─── Data to process ───

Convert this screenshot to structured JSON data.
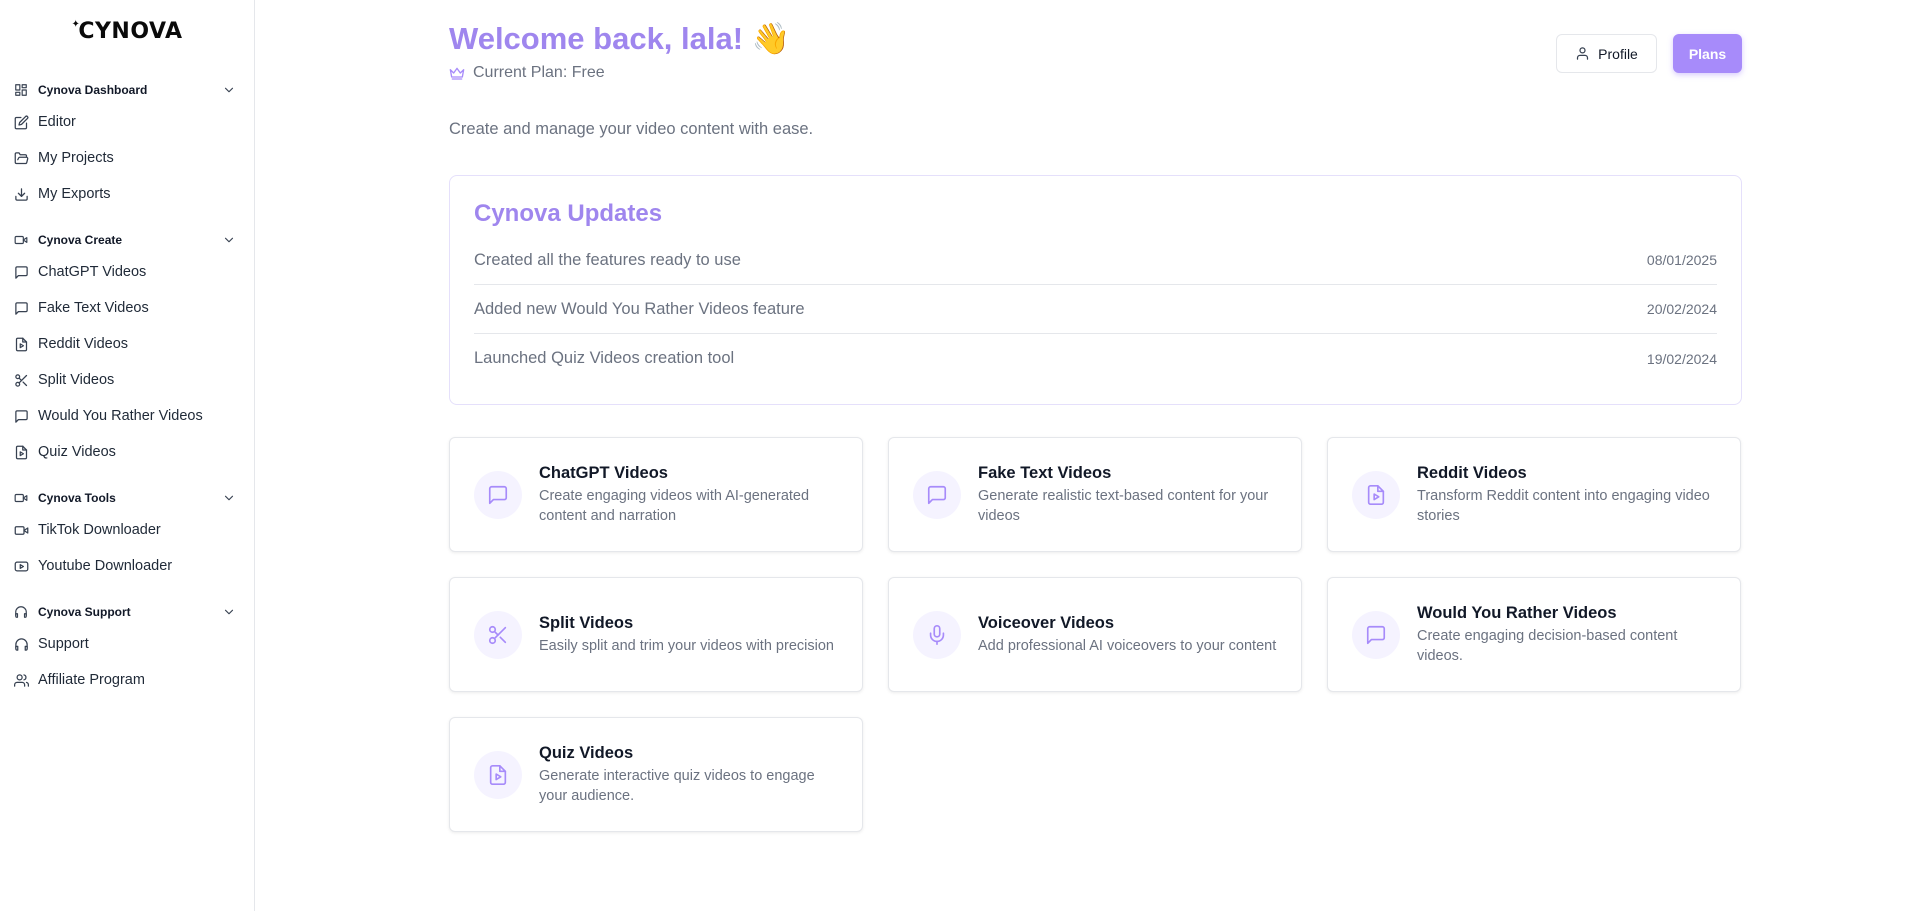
{
  "app": {
    "logo_text": "CYNOVA"
  },
  "sidebar": {
    "groups": [
      {
        "label": "Cynova Dashboard",
        "items": [
          {
            "label": "Editor"
          },
          {
            "label": "My Projects"
          },
          {
            "label": "My Exports"
          }
        ]
      },
      {
        "label": "Cynova Create",
        "items": [
          {
            "label": "ChatGPT Videos"
          },
          {
            "label": "Fake Text Videos"
          },
          {
            "label": "Reddit Videos"
          },
          {
            "label": "Split Videos"
          },
          {
            "label": "Would You Rather Videos"
          },
          {
            "label": "Quiz Videos"
          }
        ]
      },
      {
        "label": "Cynova Tools",
        "items": [
          {
            "label": "TikTok Downloader"
          },
          {
            "label": "Youtube Downloader"
          }
        ]
      },
      {
        "label": "Cynova Support",
        "items": [
          {
            "label": "Support"
          },
          {
            "label": "Affiliate Program"
          }
        ]
      }
    ]
  },
  "header": {
    "welcome": "Welcome back, lala! 👋",
    "plan": "Current Plan: Free",
    "profile_label": "Profile",
    "plans_label": "Plans",
    "subtitle": "Create and manage your video content with ease."
  },
  "updates": {
    "title": "Cynova Updates",
    "items": [
      {
        "text": "Created all the features ready to use",
        "date": "08/01/2025"
      },
      {
        "text": "Added new Would You Rather Videos feature",
        "date": "20/02/2024"
      },
      {
        "text": "Launched Quiz Videos creation tool",
        "date": "19/02/2024"
      }
    ]
  },
  "cards": [
    {
      "title": "ChatGPT Videos",
      "desc": "Create engaging videos with AI-generated content and narration",
      "icon": "message-square-icon"
    },
    {
      "title": "Fake Text Videos",
      "desc": "Generate realistic text-based content for your videos",
      "icon": "message-square-icon"
    },
    {
      "title": "Reddit Videos",
      "desc": "Transform Reddit content into engaging video stories",
      "icon": "file-video-icon"
    },
    {
      "title": "Split Videos",
      "desc": "Easily split and trim your videos with precision",
      "icon": "scissors-icon"
    },
    {
      "title": "Voiceover Videos",
      "desc": "Add professional AI voiceovers to your content",
      "icon": "mic-icon"
    },
    {
      "title": "Would You Rather Videos",
      "desc": "Create engaging decision-based content videos.",
      "icon": "message-square-icon"
    },
    {
      "title": "Quiz Videos",
      "desc": "Generate interactive quiz videos to engage your audience.",
      "icon": "file-video-icon"
    }
  ],
  "colors": {
    "accent": "#a78bfa",
    "heading_accent": "#9f86ee",
    "muted_text": "#6b7280",
    "icon_bg": "#f5f3ff"
  }
}
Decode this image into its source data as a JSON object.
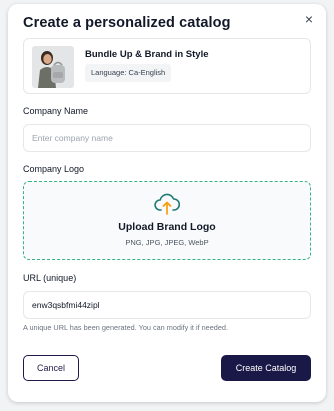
{
  "dialog": {
    "title": "Create a personalized catalog",
    "close_glyph": "×"
  },
  "product": {
    "name": "Bundle Up & Brand in Style",
    "language_badge": "Language: Ca-English",
    "thumbnail_icon": "person-with-backpack-image"
  },
  "company_name": {
    "label": "Company Name",
    "placeholder": "Enter company name",
    "value": ""
  },
  "company_logo": {
    "label": "Company Logo",
    "upload_title": "Upload Brand Logo",
    "formats": "PNG, JPG, JPEG, WebP",
    "icon": "cloud-upload-icon",
    "border_color": "#34b386"
  },
  "url": {
    "label": "URL (unique)",
    "value": "enw3qsbfmi44zipl",
    "helper": "A unique URL has been generated. You can modify it if needed."
  },
  "actions": {
    "cancel_label": "Cancel",
    "create_label": "Create Catalog",
    "primary_color": "#1a1847"
  }
}
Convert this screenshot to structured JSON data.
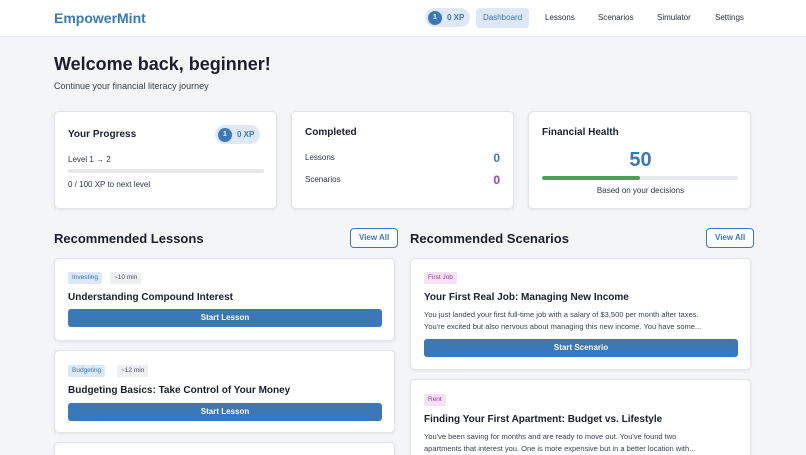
{
  "app": {
    "name": "EmpowerMint"
  },
  "nav": {
    "level": "1",
    "xp": "0 XP",
    "links": [
      "Dashboard",
      "Lessons",
      "Scenarios",
      "Simulator",
      "Settings"
    ],
    "active": "Dashboard"
  },
  "welcome": {
    "title": "Welcome back, beginner!",
    "subtitle": "Continue your financial literacy journey"
  },
  "progress_card": {
    "title": "Your Progress",
    "level": "1",
    "xp": "0 XP",
    "level_text": "Level 1 → 2",
    "progress_fraction": 0.0,
    "xp_text": "0 / 100 XP to next level"
  },
  "completed_card": {
    "title": "Completed",
    "lessons_label": "Lessons",
    "lessons_value": "0",
    "scenarios_label": "Scenarios",
    "scenarios_value": "0"
  },
  "health_card": {
    "title": "Financial Health",
    "score": "50",
    "score_fraction": 0.5,
    "caption": "Based on your decisions"
  },
  "lessons": {
    "title": "Recommended Lessons",
    "view_all": "View All",
    "items": [
      {
        "tag": "Investing",
        "duration": "~10 min",
        "title": "Understanding Compound Interest",
        "button": "Start Lesson"
      },
      {
        "tag": "Budgeting",
        "duration": "~12 min",
        "title": "Budgeting Basics: Take Control of Your Money",
        "button": "Start Lesson"
      }
    ]
  },
  "scenarios": {
    "title": "Recommended Scenarios",
    "view_all": "View All",
    "items": [
      {
        "tag": "First Job",
        "title": "Your First Real Job: Managing New Income",
        "desc_line1": "You just landed your first full-time job with a salary of $3,500 per month after taxes.",
        "desc_line2": "You're excited but also nervous about managing this new income. You have some...",
        "button": "Start Scenario"
      },
      {
        "tag": "Rent",
        "title": "Finding Your First Apartment: Budget vs. Lifestyle",
        "desc_line1": "You've been saving for months and are ready to move out. You've found two",
        "desc_line2": "apartments that interest you. One is more expensive but in a better location with..."
      }
    ]
  },
  "colors": {
    "accent": "#3a78b7",
    "scenarios_count": "#a238a2",
    "health_bar": "#4a9e58"
  }
}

───

* What the task requires: Look through the data above. Each line containing the word "with" needs to be copied.

* Answer to the problem:
    "subtitle": "Create and manage your video content with ease."
      "desc": "Create engaging videos with AI-generated content and narration",
      "desc": "Easily split and trim your videos with precision",
    "thumbnail_icon": "person-with-backpack-image"
        "desc_line1": "You just landed your first full-time job with a salary of $3,500 per month after taxes.",
        "desc_line2": "apartments that interest you. One is more expensive but in a better location with..."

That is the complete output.